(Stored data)
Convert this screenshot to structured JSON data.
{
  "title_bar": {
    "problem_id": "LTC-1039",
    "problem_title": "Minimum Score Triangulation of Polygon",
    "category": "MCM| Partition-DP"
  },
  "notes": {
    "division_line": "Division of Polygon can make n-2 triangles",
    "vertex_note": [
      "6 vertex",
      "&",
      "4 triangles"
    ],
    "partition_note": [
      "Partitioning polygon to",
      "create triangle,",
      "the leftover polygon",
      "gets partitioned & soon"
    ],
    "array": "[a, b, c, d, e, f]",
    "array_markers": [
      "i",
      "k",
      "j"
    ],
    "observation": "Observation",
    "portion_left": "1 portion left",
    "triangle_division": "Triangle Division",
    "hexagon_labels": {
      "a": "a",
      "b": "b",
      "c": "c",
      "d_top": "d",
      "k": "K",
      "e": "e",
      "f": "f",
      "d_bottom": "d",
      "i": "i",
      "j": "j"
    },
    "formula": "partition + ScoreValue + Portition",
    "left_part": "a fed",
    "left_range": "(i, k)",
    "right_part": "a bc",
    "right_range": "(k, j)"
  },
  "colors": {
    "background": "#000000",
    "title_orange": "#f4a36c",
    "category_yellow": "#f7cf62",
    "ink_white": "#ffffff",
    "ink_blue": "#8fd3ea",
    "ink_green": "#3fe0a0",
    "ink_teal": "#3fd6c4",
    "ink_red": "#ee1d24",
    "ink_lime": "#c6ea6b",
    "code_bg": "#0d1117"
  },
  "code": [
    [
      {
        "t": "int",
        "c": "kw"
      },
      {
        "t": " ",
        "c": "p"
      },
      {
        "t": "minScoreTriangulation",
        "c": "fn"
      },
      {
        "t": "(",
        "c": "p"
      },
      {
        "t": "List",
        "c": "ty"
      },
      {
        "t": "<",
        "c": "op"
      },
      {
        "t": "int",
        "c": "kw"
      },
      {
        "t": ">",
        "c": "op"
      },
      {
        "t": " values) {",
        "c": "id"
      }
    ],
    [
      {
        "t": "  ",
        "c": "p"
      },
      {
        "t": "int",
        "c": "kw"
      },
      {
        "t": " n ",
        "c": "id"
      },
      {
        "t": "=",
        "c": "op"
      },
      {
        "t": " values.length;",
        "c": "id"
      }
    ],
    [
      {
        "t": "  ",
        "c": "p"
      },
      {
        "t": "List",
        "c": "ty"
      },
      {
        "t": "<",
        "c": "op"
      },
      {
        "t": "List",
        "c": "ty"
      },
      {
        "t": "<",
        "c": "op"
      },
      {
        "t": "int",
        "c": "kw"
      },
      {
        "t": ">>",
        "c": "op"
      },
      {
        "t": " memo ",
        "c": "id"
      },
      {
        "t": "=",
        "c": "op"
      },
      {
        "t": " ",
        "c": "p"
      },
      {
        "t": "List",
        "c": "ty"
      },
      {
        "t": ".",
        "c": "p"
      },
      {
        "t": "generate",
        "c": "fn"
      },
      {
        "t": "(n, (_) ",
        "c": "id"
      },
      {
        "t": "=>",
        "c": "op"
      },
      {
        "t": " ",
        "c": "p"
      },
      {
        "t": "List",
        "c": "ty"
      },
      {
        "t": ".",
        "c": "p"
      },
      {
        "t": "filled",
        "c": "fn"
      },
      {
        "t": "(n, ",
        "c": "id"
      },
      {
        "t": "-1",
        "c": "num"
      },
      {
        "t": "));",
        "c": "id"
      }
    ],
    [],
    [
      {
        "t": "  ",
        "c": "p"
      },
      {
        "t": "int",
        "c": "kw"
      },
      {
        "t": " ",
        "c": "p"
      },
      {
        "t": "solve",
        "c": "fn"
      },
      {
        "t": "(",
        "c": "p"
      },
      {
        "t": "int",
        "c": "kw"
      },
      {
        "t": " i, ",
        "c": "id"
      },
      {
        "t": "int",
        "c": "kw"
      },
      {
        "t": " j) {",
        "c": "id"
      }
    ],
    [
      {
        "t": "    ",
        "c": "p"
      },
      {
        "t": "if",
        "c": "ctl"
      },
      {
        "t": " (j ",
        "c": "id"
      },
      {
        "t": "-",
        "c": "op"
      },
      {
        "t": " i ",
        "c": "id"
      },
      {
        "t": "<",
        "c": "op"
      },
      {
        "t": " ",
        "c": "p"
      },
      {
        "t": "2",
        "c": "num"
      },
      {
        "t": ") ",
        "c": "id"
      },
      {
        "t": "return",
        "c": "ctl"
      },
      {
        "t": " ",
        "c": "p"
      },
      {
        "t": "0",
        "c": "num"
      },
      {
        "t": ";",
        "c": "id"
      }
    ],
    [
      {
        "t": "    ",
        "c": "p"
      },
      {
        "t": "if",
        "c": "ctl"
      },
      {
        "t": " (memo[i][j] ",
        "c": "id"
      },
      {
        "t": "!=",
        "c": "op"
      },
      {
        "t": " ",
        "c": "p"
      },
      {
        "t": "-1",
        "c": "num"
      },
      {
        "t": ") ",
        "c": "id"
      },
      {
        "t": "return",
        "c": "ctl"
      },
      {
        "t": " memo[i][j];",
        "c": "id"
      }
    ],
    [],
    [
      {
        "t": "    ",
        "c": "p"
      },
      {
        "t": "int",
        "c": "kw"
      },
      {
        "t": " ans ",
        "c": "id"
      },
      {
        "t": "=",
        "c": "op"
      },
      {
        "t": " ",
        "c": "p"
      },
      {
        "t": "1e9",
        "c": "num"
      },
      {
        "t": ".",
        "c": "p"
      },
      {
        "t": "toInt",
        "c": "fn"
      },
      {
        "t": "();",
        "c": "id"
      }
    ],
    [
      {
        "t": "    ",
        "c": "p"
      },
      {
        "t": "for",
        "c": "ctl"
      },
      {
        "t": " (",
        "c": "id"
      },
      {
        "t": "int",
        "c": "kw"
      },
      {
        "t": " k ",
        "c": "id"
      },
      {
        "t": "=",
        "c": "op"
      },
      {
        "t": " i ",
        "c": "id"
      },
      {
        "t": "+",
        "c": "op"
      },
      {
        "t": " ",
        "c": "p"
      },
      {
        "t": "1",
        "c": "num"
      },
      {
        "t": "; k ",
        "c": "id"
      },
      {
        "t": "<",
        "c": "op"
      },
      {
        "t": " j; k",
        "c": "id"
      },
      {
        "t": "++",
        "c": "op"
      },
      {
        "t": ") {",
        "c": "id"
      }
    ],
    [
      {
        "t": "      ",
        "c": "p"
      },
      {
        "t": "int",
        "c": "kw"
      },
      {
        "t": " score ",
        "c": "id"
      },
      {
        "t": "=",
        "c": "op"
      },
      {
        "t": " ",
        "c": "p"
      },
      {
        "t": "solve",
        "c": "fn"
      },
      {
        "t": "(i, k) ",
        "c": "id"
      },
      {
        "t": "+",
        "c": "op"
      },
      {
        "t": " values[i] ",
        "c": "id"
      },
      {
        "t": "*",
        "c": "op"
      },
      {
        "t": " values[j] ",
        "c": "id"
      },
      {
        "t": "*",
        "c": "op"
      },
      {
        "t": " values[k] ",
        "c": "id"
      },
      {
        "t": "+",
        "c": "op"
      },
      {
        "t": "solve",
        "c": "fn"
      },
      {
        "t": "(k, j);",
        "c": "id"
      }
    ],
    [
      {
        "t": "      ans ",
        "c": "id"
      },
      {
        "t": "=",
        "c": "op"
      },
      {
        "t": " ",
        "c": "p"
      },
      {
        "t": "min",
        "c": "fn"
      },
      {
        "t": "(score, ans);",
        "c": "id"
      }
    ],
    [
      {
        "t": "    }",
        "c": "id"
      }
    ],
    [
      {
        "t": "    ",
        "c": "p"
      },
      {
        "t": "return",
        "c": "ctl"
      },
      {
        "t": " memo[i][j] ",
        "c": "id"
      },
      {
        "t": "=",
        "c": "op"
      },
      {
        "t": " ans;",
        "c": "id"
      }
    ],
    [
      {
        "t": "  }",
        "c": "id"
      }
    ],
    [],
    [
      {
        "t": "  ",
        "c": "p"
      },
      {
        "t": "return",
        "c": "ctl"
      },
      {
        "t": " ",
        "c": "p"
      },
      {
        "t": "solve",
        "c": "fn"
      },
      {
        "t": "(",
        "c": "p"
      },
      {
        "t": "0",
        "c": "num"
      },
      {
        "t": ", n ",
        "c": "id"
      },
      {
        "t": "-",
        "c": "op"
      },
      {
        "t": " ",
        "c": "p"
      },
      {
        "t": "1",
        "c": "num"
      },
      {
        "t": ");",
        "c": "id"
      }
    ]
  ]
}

Task objective » State, as a number only, how many lines in the entries include "values".

Exercise response » 5